[begin EXERCISE INPUT]

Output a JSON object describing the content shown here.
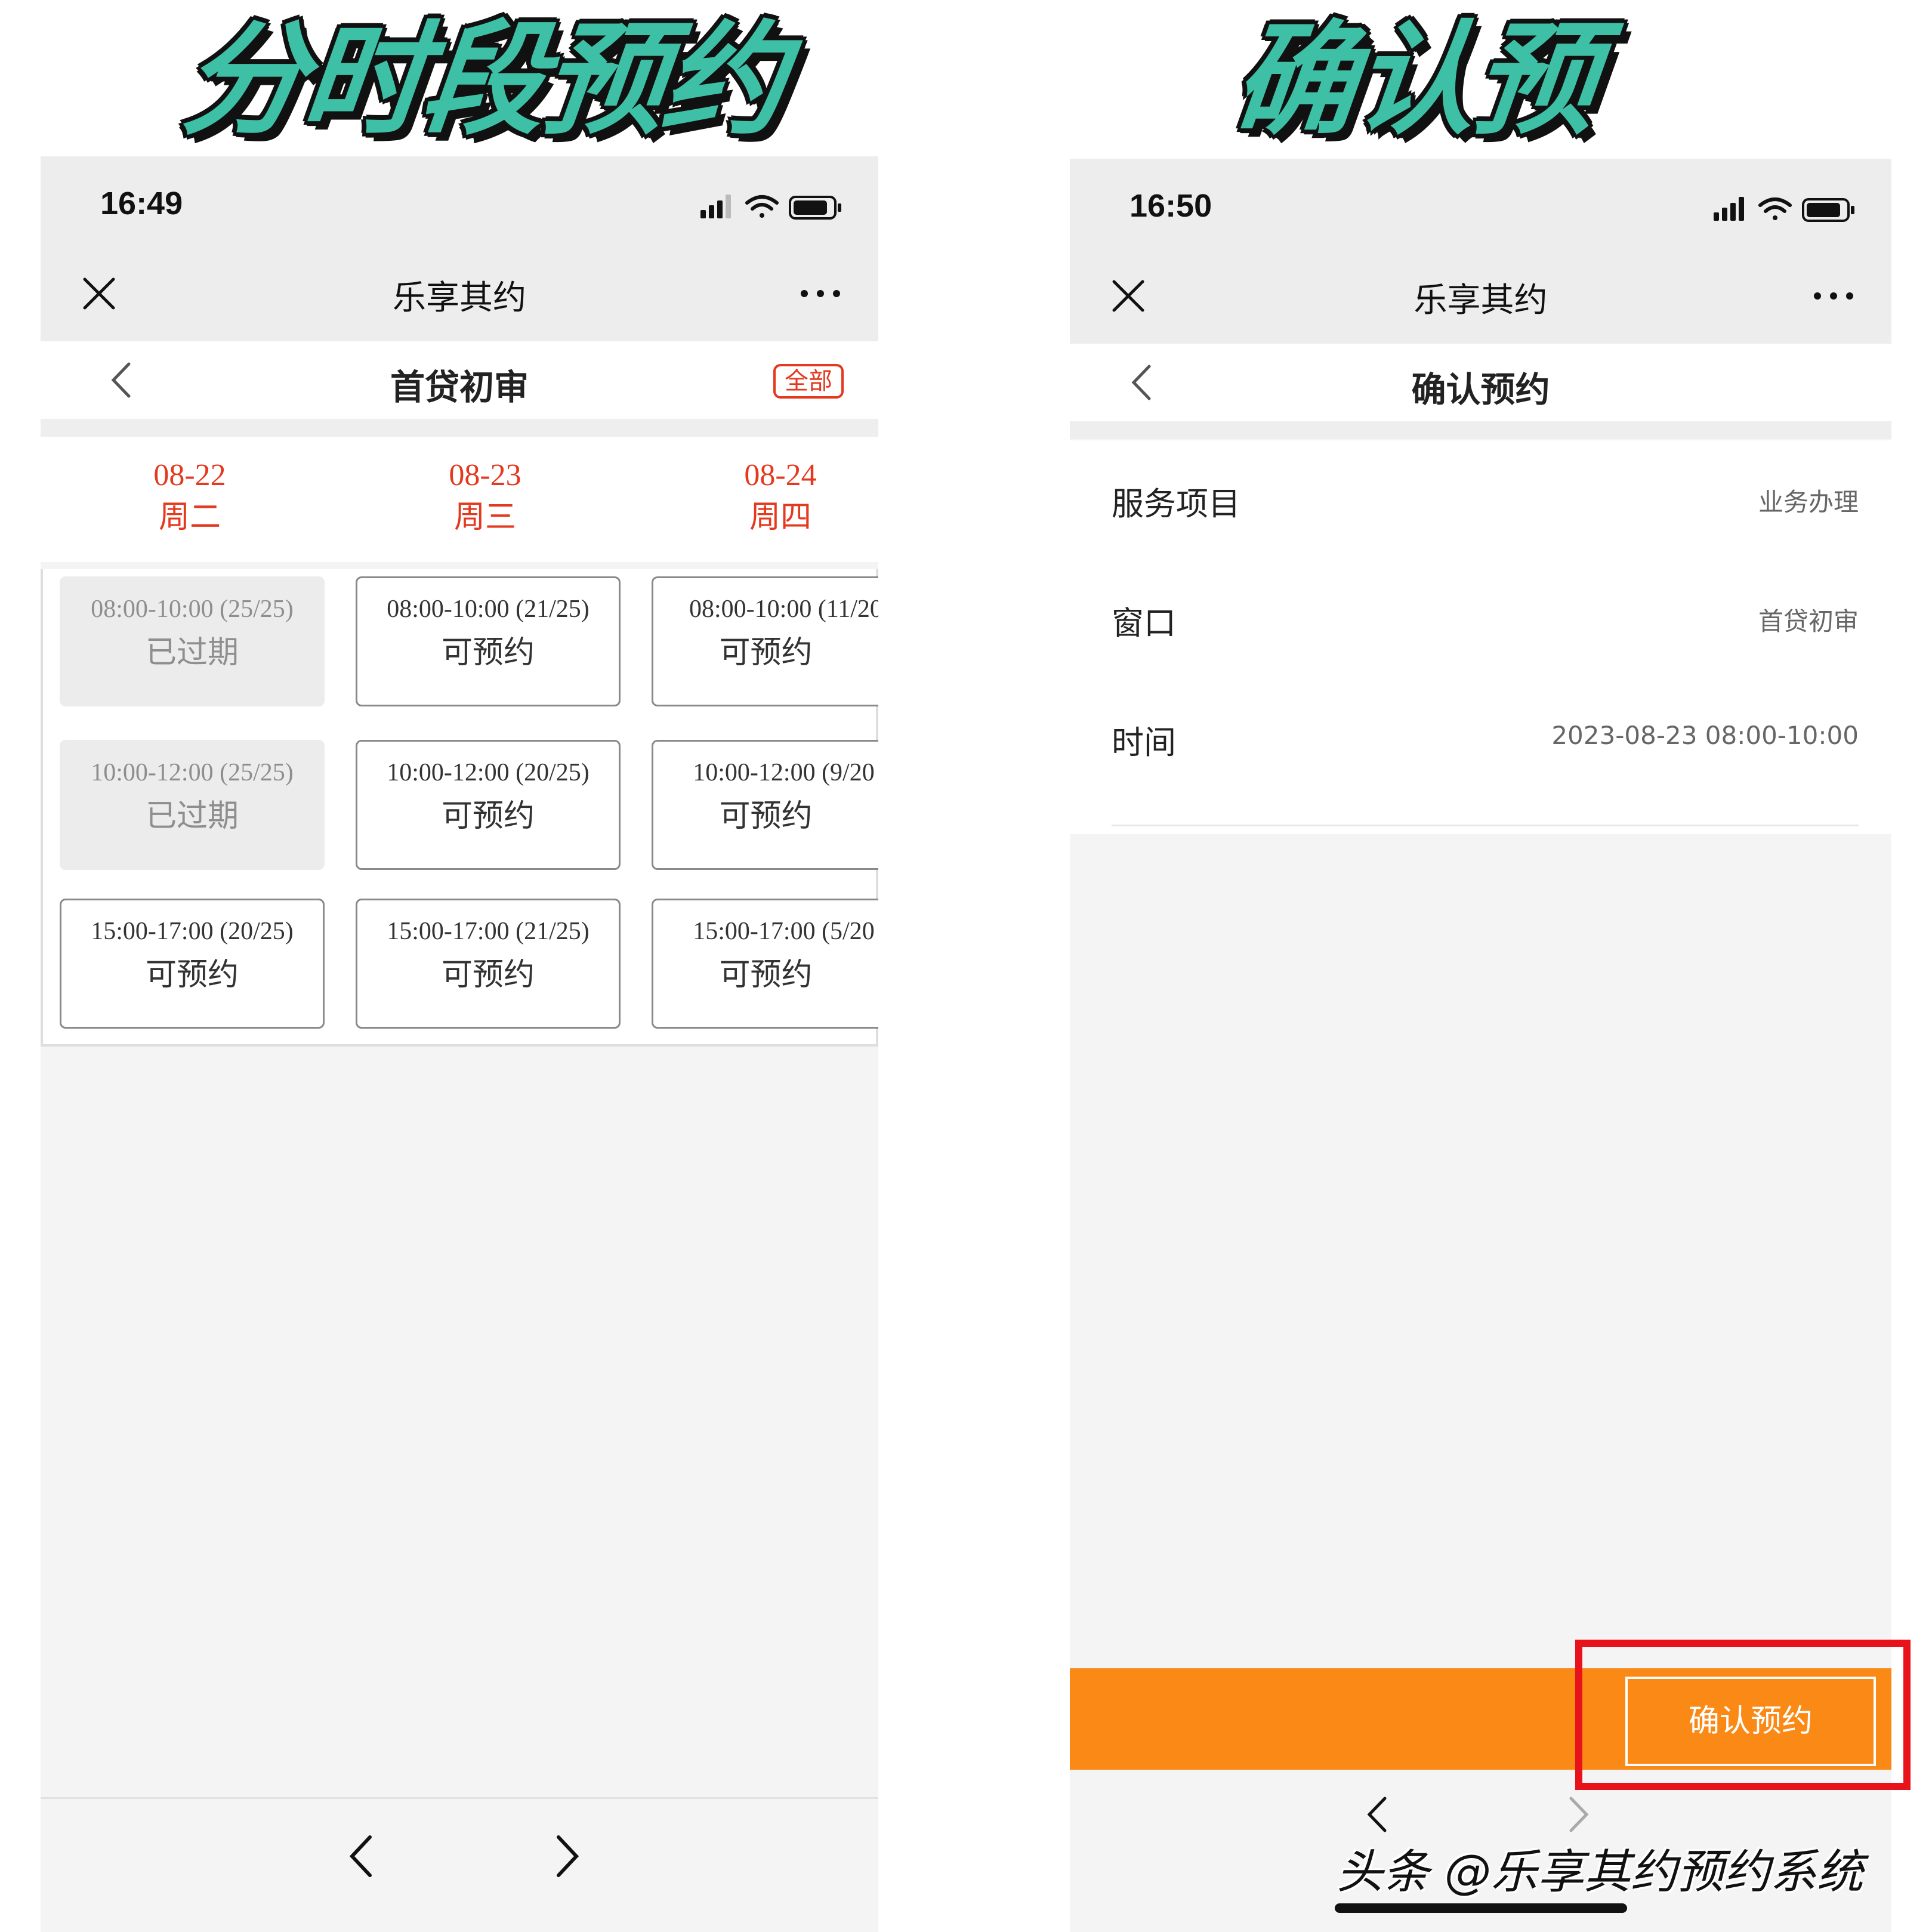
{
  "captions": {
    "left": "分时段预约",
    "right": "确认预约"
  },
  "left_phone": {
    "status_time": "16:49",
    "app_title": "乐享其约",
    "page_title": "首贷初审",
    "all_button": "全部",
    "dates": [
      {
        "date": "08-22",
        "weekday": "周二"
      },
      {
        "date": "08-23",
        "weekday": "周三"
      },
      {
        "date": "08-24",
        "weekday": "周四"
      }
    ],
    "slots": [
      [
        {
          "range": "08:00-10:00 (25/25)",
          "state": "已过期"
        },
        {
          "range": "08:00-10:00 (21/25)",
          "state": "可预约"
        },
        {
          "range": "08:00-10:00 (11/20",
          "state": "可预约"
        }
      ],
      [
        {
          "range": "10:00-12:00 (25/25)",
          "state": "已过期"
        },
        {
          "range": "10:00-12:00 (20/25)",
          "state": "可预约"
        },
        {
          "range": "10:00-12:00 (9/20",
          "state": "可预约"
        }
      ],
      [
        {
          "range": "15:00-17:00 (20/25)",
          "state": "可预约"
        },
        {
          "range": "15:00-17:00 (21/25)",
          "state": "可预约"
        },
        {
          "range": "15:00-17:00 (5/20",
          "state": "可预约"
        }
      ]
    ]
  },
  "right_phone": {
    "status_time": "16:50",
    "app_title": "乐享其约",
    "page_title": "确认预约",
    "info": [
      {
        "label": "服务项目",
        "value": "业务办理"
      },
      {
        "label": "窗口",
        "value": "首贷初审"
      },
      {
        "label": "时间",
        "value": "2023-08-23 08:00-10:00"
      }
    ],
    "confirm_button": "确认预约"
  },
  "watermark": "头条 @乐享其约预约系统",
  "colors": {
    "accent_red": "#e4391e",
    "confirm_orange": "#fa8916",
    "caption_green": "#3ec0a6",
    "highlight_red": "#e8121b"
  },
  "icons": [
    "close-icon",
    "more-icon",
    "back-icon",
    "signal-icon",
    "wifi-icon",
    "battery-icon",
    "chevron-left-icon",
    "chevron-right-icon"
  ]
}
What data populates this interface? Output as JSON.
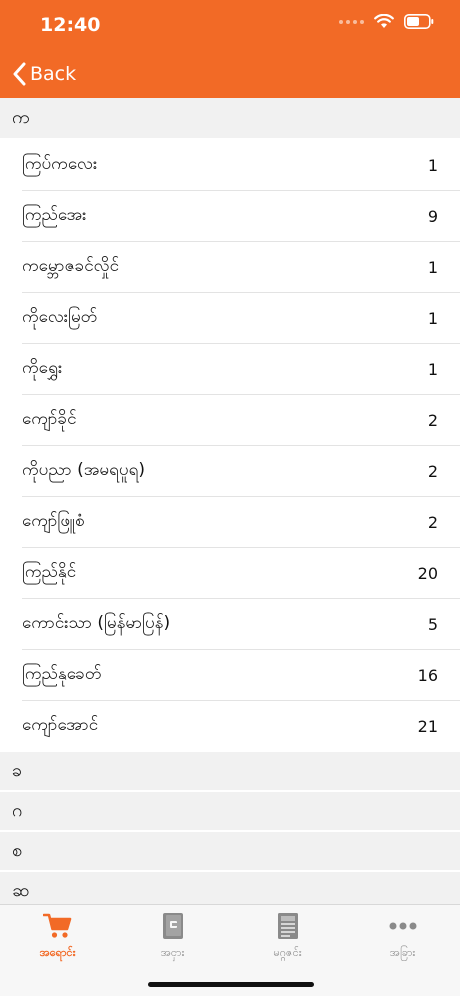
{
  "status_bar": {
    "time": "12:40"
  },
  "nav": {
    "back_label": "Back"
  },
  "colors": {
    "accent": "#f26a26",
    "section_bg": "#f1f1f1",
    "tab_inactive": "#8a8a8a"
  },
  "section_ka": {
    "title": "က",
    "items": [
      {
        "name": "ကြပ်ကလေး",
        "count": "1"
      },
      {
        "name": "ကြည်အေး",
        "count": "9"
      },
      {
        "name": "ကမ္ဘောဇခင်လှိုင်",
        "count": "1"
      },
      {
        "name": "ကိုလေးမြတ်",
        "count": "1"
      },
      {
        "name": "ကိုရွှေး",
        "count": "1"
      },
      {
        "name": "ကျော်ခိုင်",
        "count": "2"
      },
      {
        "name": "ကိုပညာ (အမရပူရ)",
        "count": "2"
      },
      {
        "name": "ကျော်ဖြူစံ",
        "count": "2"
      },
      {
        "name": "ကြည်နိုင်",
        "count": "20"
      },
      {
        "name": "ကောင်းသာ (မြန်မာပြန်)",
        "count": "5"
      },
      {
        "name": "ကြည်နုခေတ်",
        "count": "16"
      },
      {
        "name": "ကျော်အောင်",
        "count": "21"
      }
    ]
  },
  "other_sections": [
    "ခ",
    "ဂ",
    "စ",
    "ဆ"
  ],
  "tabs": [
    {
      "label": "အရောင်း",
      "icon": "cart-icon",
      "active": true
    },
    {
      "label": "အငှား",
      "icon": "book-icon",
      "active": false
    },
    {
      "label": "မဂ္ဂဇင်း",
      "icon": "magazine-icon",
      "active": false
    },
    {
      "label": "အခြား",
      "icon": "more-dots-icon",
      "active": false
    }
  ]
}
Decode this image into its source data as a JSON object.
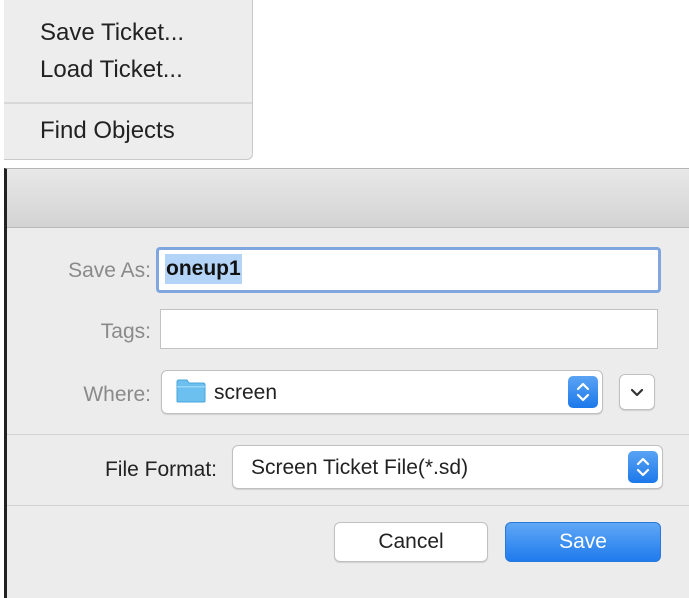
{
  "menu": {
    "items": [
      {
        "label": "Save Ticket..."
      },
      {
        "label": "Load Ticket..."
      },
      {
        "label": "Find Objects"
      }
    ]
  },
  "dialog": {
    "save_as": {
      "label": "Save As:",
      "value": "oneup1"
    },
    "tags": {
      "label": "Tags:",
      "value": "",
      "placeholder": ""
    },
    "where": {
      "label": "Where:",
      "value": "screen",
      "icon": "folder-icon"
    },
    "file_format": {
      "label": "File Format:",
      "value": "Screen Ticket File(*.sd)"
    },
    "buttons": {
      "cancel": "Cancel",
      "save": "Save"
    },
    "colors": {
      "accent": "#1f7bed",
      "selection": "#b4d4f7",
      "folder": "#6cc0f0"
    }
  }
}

[end EXERCISE INPUT]

■ AIM ■
Filter the listing for the word "Output" and copy every line that holds it.

■ COMPLETE RESPONSE ■
Output a JSON object describing the content shown here.
What data populates this interface? Output as JSON.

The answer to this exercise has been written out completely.